▶ _Task directions_: Provide the records once more, identical to the original.

▶ _Dataset records_:

>> Begin

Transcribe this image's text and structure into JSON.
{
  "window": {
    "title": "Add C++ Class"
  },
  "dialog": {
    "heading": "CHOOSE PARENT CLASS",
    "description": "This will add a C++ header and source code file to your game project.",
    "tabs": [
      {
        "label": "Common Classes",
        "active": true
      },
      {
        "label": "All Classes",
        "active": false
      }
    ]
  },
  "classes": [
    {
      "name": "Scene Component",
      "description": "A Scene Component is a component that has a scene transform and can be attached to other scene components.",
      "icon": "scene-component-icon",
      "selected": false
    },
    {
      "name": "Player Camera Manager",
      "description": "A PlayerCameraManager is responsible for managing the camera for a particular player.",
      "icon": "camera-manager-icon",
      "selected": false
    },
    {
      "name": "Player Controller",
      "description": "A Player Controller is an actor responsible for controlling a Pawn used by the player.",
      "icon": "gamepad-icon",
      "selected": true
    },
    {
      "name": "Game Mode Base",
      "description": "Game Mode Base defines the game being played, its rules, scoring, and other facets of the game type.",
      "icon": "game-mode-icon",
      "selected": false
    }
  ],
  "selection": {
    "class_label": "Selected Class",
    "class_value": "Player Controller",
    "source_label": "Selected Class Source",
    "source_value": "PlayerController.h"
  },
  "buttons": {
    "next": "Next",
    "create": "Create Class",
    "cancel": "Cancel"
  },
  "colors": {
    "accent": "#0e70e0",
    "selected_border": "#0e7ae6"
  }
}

>> End

▶ _Task answer_:
Transcribe this image's text and structure into JSON.
{
  "window": {
    "title": "Add C++ Class"
  },
  "dialog": {
    "heading": "CHOOSE PARENT CLASS",
    "description": "This will add a C++ header and source code file to your game project.",
    "tabs": [
      {
        "label": "Common Classes",
        "active": true
      },
      {
        "label": "All Classes",
        "active": false
      }
    ]
  },
  "classes": [
    {
      "name": "Scene Component",
      "description": "A Scene Component is a component that has a scene transform and can be attached to other scene components.",
      "icon": "scene-component-icon",
      "selected": false
    },
    {
      "name": "Player Camera Manager",
      "description": "A PlayerCameraManager is responsible for managing the camera for a particular player.",
      "icon": "camera-manager-icon",
      "selected": false
    },
    {
      "name": "Player Controller",
      "description": "A Player Controller is an actor responsible for controlling a Pawn used by the player.",
      "icon": "gamepad-icon",
      "selected": true
    },
    {
      "name": "Game Mode Base",
      "description": "Game Mode Base defines the game being played, its rules, scoring, and other facets of the game type.",
      "icon": "game-mode-icon",
      "selected": false
    }
  ],
  "selection": {
    "class_label": "Selected Class",
    "class_value": "Player Controller",
    "source_label": "Selected Class Source",
    "source_value": "PlayerController.h"
  },
  "buttons": {
    "next": "Next",
    "create": "Create Class",
    "cancel": "Cancel"
  },
  "colors": {
    "accent": "#0e70e0",
    "selected_border": "#0e7ae6"
  }
}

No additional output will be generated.